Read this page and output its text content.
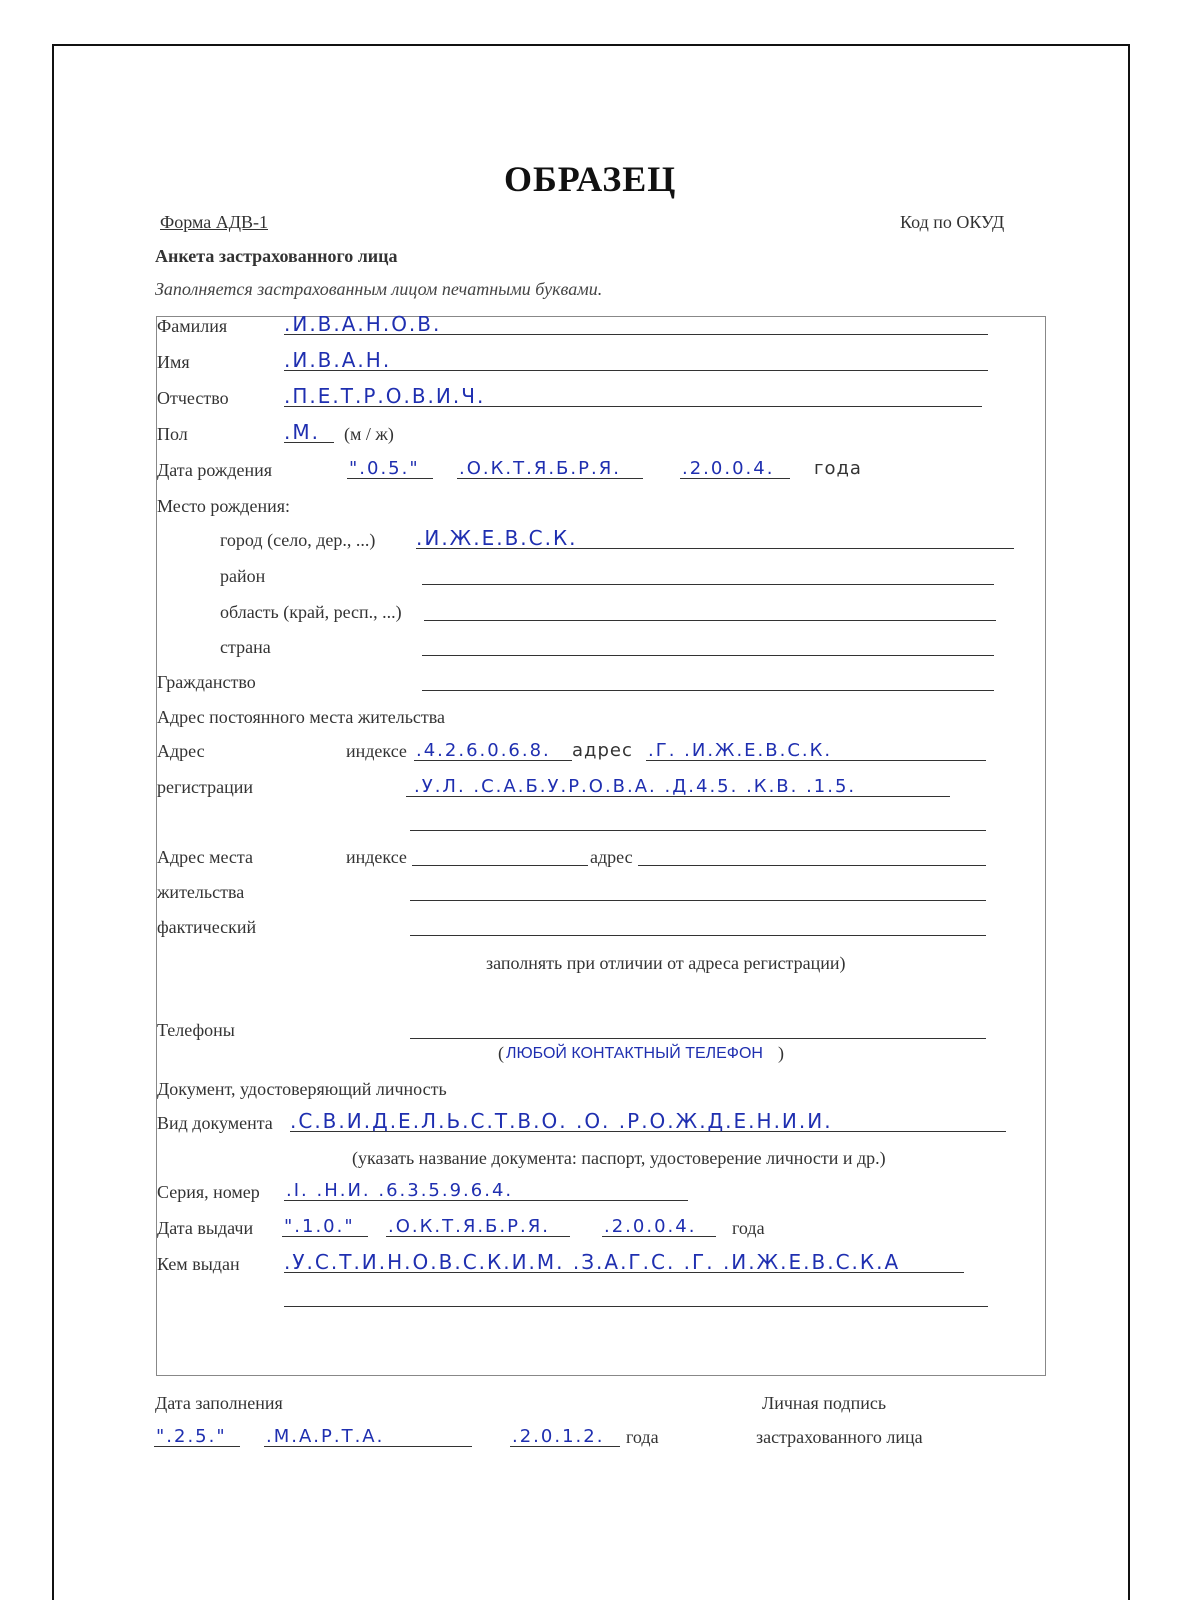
ОБРАЗЕЦ
Форма АДВ-1	Код по ОКУД
Анкета застрахованного лица
Заполняется застрахованным лицом печатными буквами.
Фамилия	.И.В.А.Н.О.В.
Имя	.И.В.А.Н.
Отчество	.П.Е.Т.Р.О.В.И.Ч.
Пол	.М. (м / ж)
Дата рождения	".0.5." .О.К.Т.Я.Б.Р.Я.	.2.0.0.4. года
Место рождения:
город (село, дер., ...) .И.Ж.Е.В.С.К.
район
область (край, респ., ...)
страна
Гражданство
Адрес постоянного места жительства
Адрес
регистрации
индексе .4.2.6.0.6.8. адрес .Г. .И.Ж.Е.В.С.К.
.У.Л. .С.А.Б.У.Р.О.В.А. .Д.4.5. .К.В. .1.5.
Адрес места
жительства
фактический
индексе	адрес
заполнять при отличии от адреса регистрации)
Телефоны
( ЛЮБОЙ КОНТАКТНЫЙ ТЕЛЕФОН )
Документ, удостоверяющий личность
Вид документа .С.В.И.Д.Е.Л.Ь.С.Т.В.О. .О. .Р.О.Ж.Д.Е.Н.И.И.
(указать название документа: паспорт, удостоверение личности и др.)
Серия, номер .I. .Н.И. .6.3.5.9.6.4.
Дата выдачи ".1.0." .О.К.Т.Я.Б.Р.Я.	.2.0.0.4. года
Кем выдан .У.С.Т.И.Н.О.В.С.К.И.М. .З.А.Г.С. .Г. .И.Ж.Е.В.С.К.А
Дата заполнения
".2.5." .М.А.Р.Т.А.	.2.0.1.2. года
Личная подпись
застрахованного лица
★ ★ ★ ★ ★ ★ ★
#### [Exercise brief]
Copy out each line of the listing that holds "жительства".

#### [Solution to the exercise]
Адрес постоянного места жительства
жительства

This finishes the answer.